_DATASET RECORDS_.
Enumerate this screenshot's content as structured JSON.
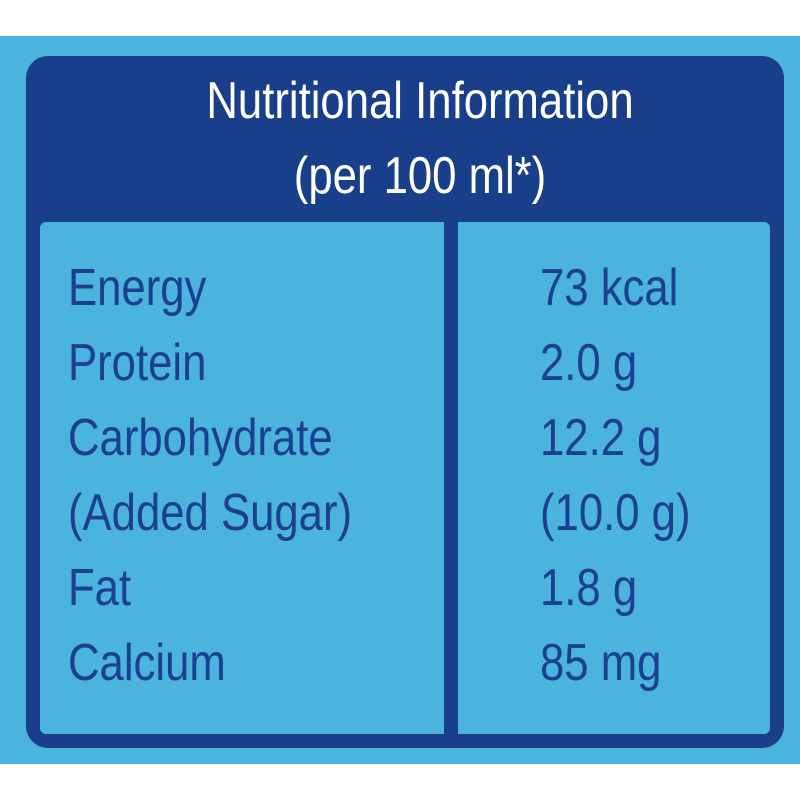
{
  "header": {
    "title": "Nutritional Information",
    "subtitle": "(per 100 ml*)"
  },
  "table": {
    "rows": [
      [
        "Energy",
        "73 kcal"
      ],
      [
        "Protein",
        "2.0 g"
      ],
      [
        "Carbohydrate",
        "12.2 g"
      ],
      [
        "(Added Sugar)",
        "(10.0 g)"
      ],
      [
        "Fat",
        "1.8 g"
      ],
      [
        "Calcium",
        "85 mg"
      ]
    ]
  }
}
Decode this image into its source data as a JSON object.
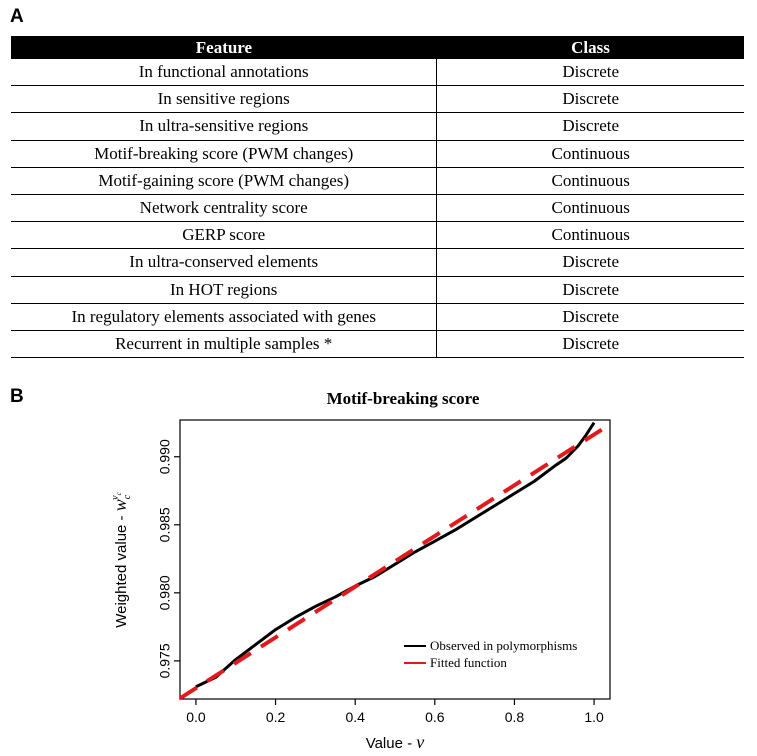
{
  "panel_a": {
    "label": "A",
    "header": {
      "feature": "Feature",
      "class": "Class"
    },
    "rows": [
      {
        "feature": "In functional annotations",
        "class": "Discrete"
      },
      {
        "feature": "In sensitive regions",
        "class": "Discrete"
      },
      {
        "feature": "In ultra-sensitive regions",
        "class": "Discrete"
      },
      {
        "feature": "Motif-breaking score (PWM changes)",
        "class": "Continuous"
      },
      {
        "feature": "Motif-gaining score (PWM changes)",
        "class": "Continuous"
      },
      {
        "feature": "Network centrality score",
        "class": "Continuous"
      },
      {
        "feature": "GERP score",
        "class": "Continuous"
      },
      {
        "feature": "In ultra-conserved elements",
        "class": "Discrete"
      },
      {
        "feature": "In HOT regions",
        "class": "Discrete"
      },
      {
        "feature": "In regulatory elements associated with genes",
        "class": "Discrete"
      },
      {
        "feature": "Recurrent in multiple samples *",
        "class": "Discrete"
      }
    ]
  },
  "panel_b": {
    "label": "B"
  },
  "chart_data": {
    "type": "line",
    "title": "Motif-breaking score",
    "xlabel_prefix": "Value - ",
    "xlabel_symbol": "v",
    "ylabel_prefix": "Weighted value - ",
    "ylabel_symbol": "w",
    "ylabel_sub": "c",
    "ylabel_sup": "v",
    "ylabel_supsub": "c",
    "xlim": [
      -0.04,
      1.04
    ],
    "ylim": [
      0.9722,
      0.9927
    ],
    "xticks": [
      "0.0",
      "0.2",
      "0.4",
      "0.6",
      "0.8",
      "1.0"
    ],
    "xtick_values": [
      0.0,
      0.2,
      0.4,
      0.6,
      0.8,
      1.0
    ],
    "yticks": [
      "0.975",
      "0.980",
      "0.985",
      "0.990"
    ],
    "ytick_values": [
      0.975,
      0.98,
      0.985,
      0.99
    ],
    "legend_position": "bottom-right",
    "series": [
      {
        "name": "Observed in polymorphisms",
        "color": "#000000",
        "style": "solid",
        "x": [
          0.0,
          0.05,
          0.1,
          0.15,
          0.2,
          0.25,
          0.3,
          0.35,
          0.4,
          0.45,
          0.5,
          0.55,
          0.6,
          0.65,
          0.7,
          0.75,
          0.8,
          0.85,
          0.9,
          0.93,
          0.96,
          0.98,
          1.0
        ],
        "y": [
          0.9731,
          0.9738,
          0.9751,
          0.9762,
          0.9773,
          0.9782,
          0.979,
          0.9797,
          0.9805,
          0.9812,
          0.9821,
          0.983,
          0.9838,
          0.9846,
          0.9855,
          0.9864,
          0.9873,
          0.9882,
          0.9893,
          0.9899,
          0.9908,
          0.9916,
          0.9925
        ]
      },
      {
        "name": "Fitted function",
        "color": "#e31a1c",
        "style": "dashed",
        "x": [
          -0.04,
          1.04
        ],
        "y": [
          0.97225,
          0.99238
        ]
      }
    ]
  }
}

--

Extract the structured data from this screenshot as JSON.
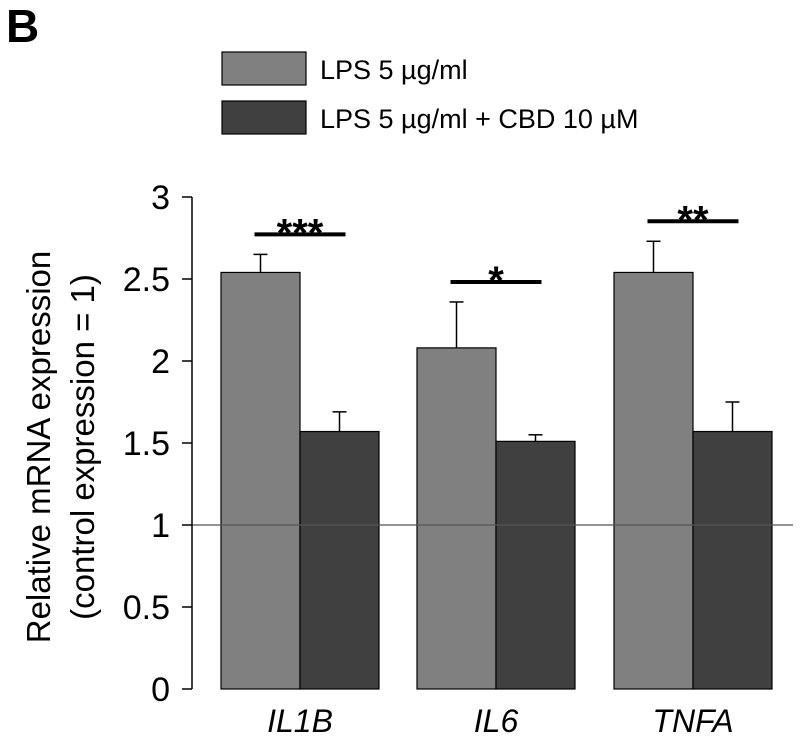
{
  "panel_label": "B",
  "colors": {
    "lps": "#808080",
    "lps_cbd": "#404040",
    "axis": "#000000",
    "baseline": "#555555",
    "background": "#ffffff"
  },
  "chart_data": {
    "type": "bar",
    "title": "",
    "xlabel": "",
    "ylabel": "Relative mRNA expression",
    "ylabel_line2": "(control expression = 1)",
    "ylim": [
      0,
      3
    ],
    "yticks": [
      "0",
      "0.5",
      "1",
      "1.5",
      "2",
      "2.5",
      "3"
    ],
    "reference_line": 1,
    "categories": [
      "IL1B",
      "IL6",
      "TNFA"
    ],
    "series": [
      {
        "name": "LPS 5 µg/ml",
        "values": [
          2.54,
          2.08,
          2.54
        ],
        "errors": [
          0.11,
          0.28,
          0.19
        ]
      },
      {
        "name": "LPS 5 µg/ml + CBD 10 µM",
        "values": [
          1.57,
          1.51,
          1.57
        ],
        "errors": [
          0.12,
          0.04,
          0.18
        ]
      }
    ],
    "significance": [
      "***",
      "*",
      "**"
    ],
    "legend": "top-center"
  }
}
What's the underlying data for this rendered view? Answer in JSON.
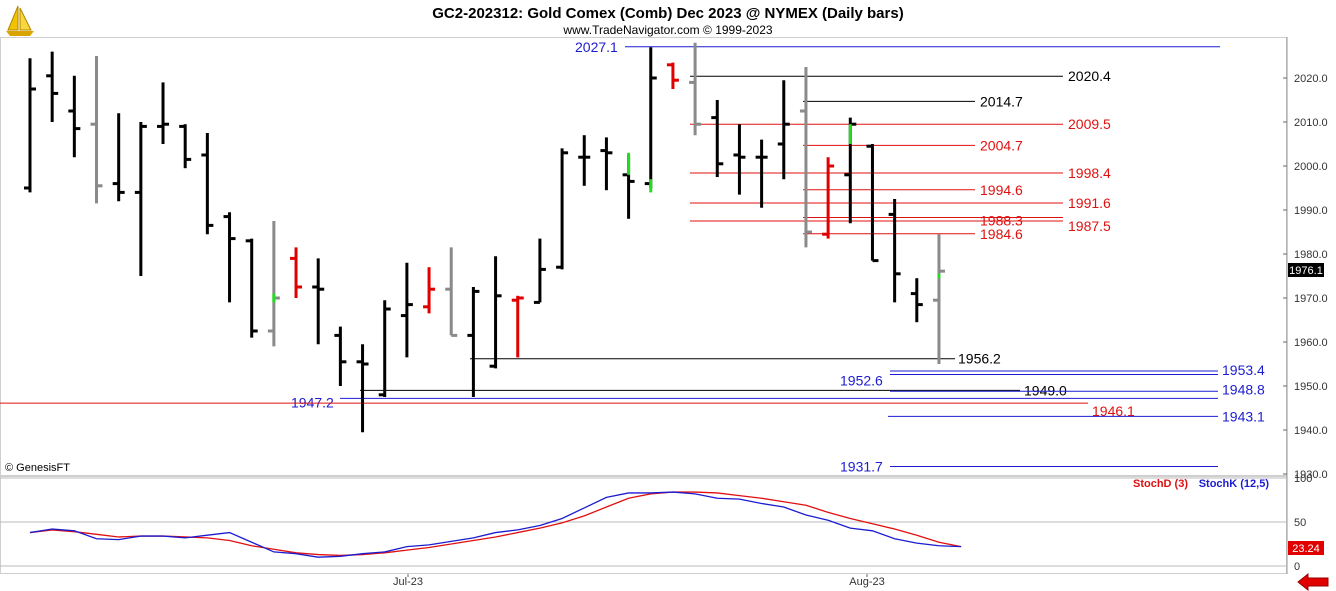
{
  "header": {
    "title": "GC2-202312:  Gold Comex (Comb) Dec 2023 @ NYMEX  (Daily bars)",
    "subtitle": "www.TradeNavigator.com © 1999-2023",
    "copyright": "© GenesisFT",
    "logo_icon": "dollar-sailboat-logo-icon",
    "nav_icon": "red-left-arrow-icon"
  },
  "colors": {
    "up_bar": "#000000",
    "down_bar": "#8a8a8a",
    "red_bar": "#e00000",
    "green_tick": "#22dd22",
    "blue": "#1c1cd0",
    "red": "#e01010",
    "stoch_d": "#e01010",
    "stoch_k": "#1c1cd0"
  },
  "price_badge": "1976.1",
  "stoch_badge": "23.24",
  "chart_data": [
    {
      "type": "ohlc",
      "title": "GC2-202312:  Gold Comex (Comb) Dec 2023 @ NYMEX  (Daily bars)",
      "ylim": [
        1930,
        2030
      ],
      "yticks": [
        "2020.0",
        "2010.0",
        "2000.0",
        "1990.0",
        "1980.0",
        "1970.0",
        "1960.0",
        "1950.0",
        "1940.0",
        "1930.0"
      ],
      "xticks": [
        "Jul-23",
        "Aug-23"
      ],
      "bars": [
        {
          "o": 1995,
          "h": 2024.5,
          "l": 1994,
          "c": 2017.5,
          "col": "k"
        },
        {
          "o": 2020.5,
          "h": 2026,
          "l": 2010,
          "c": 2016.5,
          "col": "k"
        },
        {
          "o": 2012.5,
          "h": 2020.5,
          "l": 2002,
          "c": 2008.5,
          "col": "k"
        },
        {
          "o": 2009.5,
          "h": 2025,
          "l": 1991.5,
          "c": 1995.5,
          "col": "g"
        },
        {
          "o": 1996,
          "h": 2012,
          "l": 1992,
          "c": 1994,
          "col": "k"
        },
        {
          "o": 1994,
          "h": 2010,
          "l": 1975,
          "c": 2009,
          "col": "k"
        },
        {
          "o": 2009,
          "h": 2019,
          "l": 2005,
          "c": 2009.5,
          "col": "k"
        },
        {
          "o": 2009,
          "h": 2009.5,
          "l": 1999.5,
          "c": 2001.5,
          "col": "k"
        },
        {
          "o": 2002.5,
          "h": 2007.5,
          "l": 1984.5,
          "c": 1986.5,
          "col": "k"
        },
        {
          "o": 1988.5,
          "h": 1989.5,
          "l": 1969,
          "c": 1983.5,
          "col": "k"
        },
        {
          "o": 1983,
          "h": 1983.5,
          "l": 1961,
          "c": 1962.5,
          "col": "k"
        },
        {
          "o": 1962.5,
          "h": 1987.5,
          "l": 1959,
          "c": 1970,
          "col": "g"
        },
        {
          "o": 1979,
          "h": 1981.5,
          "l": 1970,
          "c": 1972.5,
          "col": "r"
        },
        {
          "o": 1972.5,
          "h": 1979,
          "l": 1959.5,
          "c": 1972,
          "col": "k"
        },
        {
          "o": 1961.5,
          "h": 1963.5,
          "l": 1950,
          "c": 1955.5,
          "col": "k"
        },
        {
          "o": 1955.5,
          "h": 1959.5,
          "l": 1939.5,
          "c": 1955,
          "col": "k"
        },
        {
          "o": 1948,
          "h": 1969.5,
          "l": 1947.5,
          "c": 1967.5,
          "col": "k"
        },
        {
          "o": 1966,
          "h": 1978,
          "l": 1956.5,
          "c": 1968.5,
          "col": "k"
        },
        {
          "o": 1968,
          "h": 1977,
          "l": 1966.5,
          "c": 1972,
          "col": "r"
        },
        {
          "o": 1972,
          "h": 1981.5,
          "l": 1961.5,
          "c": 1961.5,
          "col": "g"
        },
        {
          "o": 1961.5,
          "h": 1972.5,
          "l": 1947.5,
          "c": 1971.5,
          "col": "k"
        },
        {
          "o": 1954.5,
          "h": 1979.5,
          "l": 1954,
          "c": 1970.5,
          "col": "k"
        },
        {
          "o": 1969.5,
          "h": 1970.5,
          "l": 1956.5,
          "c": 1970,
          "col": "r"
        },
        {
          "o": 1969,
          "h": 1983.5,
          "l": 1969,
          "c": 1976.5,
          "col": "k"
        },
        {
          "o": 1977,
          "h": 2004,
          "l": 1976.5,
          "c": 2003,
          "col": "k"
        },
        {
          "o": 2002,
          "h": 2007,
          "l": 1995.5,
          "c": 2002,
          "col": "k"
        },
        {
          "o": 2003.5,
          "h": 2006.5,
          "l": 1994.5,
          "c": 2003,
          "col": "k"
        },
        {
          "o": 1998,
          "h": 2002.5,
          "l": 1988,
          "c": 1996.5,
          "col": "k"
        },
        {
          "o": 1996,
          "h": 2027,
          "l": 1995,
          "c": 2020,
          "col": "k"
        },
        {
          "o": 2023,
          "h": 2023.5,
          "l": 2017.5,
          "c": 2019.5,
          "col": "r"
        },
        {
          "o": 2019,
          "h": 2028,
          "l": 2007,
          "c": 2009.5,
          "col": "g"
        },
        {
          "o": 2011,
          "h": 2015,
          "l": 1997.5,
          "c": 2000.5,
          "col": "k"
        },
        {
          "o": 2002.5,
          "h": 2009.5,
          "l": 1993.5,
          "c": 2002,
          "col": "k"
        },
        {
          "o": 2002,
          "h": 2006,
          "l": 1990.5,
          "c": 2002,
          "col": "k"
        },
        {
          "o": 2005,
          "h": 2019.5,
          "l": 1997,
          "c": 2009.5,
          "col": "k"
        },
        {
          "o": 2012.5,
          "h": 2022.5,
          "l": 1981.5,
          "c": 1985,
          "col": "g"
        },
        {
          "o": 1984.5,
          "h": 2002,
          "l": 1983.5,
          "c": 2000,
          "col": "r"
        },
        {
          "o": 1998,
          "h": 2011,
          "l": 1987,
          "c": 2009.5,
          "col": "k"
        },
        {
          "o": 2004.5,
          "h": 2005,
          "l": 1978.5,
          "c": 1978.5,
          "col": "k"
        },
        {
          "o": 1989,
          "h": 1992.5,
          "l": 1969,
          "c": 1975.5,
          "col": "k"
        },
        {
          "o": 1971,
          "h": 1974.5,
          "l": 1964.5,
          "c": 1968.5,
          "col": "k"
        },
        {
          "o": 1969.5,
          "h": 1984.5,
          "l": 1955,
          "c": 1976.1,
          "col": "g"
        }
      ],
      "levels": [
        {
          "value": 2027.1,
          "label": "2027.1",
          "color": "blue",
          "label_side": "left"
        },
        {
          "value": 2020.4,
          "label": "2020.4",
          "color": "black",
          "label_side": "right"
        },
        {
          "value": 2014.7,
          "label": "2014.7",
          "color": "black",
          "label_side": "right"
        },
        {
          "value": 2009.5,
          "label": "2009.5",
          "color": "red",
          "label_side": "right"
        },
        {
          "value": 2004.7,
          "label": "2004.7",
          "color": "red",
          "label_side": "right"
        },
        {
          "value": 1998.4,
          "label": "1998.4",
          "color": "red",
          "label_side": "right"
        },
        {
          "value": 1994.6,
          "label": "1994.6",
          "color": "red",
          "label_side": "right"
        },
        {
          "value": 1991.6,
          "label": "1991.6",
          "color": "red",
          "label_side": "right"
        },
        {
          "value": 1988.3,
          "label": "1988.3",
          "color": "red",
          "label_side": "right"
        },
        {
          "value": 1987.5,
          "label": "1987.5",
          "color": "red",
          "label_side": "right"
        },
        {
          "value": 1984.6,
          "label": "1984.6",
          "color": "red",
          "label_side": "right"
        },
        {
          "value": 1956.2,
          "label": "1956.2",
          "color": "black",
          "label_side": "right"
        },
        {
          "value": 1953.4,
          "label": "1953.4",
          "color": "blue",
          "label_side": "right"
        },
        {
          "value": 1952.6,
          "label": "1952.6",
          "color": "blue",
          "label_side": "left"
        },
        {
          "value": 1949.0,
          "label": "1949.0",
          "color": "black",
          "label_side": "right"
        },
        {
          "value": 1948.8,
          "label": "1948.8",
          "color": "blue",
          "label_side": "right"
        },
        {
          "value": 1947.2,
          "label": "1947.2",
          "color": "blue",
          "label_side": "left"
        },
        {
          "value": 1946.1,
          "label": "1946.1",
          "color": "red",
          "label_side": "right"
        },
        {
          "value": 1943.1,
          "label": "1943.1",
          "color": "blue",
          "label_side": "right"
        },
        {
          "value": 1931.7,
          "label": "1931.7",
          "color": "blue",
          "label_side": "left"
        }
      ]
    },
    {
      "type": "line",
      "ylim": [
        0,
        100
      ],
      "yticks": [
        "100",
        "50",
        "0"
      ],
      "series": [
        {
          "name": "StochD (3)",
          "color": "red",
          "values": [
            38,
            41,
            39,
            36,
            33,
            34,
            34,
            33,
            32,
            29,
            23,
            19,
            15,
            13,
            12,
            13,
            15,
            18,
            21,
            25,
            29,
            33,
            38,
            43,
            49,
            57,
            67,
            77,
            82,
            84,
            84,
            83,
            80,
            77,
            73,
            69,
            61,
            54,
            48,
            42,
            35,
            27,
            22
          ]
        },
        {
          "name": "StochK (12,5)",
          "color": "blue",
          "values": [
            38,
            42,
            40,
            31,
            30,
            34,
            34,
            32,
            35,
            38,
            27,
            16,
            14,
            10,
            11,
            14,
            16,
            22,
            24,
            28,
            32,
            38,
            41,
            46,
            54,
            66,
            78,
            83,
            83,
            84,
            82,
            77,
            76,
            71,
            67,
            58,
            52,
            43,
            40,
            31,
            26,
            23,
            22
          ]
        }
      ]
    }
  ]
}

_WHAT YOU WILL DO_. Check the data for the word "NYMEX" and pull out the lines that have it.

_EXERCISE SOLUTION_.
    "title": "GC2-202312:  Gold Comex (Comb) Dec 2023 @ NYMEX  (Daily bars)",
      "title": "GC2-202312:  Gold Comex (Comb) Dec 2023 @ NYMEX  (Daily bars)",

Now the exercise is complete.